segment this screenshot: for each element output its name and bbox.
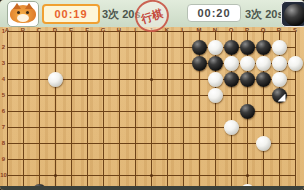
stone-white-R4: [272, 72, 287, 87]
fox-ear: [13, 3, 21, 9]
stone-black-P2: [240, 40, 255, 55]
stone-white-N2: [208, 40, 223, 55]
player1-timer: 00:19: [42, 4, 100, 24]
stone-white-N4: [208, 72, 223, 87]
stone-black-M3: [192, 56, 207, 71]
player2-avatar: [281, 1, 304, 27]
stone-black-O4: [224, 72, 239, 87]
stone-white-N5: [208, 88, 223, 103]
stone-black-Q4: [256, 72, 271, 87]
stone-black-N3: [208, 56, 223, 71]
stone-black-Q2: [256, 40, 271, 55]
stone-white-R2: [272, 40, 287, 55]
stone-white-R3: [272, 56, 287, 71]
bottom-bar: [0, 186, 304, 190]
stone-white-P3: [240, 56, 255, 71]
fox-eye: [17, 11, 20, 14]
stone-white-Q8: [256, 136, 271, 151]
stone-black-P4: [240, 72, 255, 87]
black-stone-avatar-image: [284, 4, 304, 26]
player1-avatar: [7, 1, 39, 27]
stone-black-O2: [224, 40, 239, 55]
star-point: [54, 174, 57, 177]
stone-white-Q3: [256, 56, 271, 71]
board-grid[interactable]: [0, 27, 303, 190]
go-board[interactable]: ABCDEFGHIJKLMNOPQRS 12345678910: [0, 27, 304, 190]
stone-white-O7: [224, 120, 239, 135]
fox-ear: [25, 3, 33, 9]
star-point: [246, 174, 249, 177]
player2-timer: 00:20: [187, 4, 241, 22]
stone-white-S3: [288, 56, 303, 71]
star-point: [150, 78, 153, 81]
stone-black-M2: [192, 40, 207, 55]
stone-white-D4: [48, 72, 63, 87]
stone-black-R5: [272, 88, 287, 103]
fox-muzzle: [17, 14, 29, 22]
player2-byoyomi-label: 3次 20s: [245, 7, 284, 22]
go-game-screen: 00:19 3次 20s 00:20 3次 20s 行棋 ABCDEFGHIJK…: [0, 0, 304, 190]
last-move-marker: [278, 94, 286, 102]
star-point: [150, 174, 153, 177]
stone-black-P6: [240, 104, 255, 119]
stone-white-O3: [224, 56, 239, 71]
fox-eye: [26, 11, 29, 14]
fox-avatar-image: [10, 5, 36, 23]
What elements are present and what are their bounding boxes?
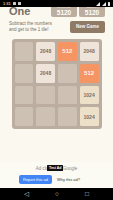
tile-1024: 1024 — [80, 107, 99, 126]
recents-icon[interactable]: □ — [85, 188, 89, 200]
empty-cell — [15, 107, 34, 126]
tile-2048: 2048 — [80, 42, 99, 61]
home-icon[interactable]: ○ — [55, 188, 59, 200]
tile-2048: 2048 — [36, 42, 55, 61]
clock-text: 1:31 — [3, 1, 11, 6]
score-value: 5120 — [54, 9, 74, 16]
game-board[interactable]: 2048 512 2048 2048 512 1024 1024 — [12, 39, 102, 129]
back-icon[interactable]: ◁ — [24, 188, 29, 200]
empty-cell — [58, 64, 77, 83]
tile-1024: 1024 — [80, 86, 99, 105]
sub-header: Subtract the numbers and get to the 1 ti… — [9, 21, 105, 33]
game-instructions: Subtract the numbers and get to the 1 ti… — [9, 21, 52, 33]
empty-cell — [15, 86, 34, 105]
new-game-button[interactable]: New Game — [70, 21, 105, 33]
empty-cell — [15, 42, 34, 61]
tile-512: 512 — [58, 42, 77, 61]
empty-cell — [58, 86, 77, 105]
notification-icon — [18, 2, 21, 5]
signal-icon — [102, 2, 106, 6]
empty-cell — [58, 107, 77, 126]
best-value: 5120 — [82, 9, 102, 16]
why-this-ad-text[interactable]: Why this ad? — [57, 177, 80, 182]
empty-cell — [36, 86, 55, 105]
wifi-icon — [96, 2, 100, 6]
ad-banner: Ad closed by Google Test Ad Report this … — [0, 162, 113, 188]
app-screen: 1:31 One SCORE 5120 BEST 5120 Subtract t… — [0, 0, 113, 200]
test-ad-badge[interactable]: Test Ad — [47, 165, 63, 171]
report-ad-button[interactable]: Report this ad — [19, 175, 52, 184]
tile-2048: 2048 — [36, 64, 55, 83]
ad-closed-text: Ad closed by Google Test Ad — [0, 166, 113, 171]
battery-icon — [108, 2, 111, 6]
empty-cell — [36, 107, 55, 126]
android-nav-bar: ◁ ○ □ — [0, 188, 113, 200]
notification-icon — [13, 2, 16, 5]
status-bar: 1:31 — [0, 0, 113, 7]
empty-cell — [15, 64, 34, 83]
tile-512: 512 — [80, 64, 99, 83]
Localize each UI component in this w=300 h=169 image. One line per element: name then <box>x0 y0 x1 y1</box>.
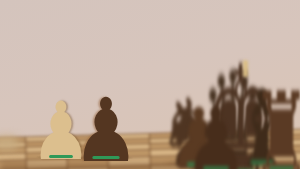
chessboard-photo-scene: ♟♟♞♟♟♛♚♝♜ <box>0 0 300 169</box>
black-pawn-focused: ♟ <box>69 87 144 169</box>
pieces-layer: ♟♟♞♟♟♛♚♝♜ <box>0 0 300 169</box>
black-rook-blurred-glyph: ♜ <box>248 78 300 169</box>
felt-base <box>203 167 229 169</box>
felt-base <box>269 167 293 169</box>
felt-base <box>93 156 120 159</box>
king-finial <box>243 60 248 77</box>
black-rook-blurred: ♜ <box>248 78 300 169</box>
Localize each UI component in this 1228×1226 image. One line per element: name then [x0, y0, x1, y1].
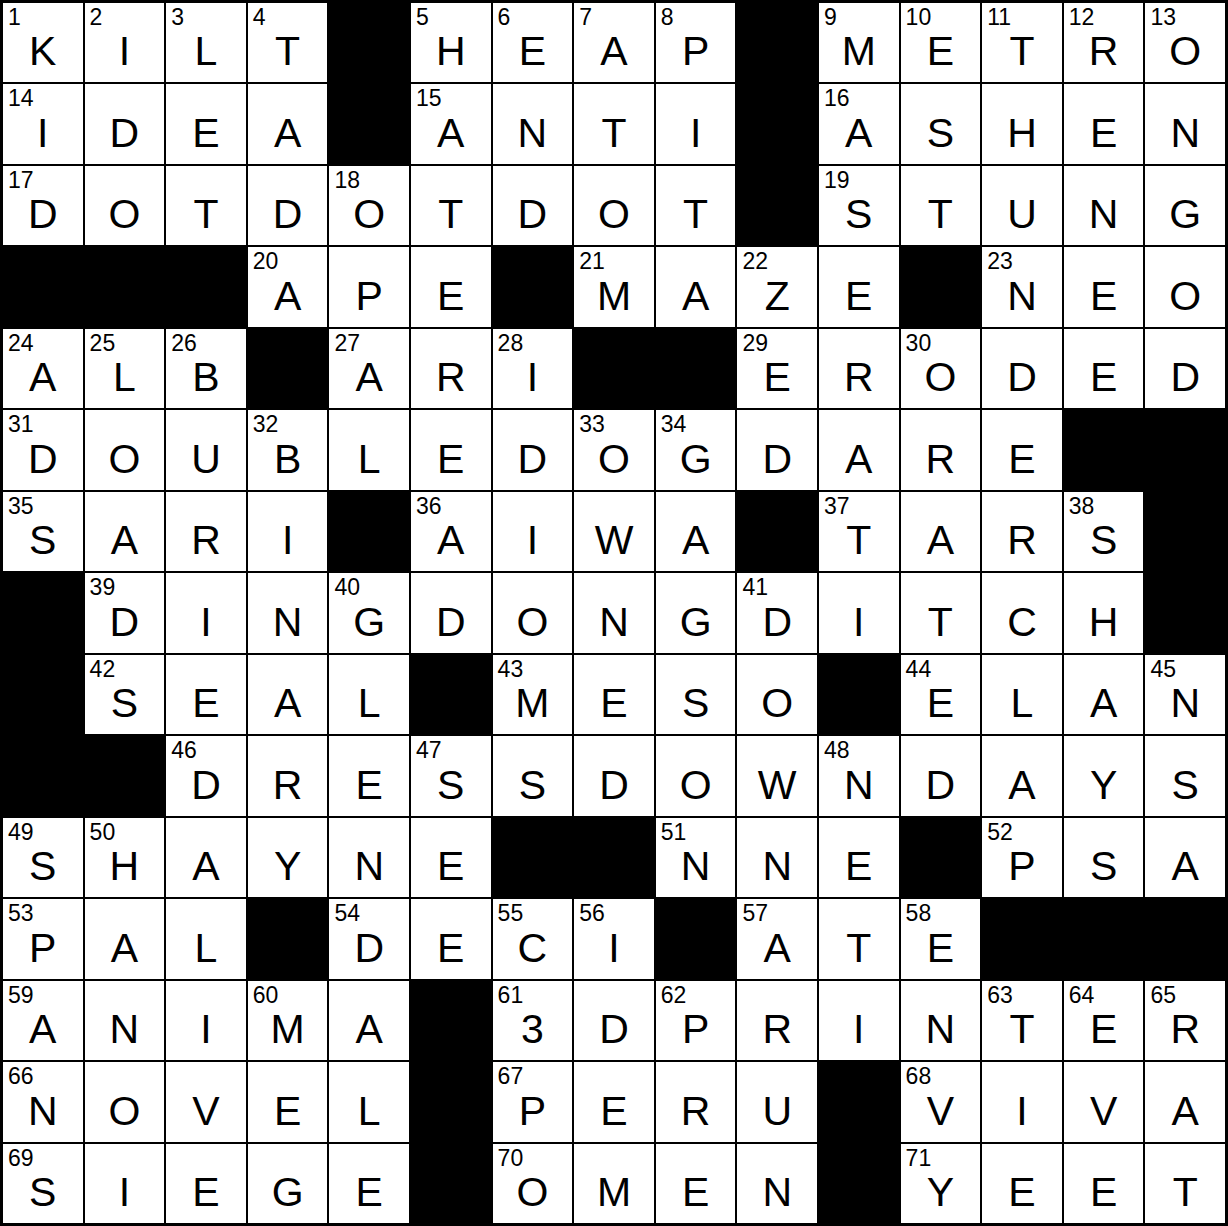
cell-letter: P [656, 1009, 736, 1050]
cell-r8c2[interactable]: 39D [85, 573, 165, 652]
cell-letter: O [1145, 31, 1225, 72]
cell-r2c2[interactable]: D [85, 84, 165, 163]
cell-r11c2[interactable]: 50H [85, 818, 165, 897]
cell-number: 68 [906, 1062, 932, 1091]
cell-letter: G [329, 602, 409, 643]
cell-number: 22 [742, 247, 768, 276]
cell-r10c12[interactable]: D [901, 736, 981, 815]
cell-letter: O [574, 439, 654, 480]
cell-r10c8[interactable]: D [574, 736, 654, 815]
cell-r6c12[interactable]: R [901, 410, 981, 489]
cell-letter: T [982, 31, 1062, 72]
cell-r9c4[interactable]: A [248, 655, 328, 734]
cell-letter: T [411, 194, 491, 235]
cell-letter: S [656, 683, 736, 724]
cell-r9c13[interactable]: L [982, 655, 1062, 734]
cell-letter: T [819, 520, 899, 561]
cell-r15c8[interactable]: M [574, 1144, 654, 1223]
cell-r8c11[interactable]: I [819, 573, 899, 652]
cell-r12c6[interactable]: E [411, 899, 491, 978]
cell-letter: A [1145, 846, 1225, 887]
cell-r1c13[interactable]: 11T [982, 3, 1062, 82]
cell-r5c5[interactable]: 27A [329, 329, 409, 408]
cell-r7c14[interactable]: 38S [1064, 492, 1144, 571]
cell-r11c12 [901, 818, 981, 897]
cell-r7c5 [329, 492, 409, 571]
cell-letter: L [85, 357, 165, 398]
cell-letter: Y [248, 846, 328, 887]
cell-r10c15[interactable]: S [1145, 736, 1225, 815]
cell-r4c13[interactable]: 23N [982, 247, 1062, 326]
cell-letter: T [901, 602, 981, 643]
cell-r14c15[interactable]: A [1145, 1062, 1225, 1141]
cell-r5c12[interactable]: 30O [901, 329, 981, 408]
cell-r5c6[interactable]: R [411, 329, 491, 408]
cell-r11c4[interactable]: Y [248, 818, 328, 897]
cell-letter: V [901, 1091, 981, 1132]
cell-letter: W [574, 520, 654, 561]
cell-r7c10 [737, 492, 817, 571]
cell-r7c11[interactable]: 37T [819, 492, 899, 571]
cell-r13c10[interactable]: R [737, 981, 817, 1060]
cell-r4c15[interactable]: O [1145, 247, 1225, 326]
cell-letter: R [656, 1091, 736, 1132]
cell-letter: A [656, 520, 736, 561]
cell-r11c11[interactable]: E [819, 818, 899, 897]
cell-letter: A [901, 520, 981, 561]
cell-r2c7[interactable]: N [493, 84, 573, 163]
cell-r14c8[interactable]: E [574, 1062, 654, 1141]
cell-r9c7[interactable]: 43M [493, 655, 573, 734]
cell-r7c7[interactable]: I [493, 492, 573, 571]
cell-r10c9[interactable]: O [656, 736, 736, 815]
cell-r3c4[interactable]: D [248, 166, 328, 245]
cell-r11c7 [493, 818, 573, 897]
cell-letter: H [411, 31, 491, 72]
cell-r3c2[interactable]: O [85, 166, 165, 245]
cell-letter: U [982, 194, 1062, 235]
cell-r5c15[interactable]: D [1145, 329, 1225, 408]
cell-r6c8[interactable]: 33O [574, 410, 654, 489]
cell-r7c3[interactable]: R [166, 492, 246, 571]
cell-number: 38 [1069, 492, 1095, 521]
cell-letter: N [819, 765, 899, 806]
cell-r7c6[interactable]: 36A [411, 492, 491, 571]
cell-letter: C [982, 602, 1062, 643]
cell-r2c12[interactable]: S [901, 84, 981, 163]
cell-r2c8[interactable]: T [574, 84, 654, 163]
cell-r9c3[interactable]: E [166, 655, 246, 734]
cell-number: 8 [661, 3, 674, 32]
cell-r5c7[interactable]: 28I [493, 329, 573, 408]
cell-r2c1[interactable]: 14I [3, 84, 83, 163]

◇ ◇ ◇ ◇

**WRITTEN PROBLEM:** Copy out the lines of the listing from the line containing "chessboard-photo-scene: ♟♟♞♟♟♛♚♝♜ <box>0" up to and including the line containing "Localize each UI component in this 1228×1226", with each line reproduced verbatim.

**OUTPUT BELOW:**
chessboard-photo-scene: ♟♟♞♟♟♛♚♝♜ <box>0 0 300 169</box>
black-pawn-focused: ♟ <box>69 87 144 169</box>
pieces-layer: ♟♟♞♟♟♛♚♝♜ <box>0 0 300 169</box>
black-rook-blurred-glyph: ♜ <box>248 78 300 169</box>
felt-base <box>203 167 229 169</box>
felt-base <box>269 167 293 169</box>
felt-base <box>93 156 120 159</box>
king-finial <box>243 60 248 77</box>
black-rook-blurred: ♜ <box>248 78 300 169</box>
Localize each UI component in this 1228×1226 image. One line per element: name then [x0, y0, x1, y1].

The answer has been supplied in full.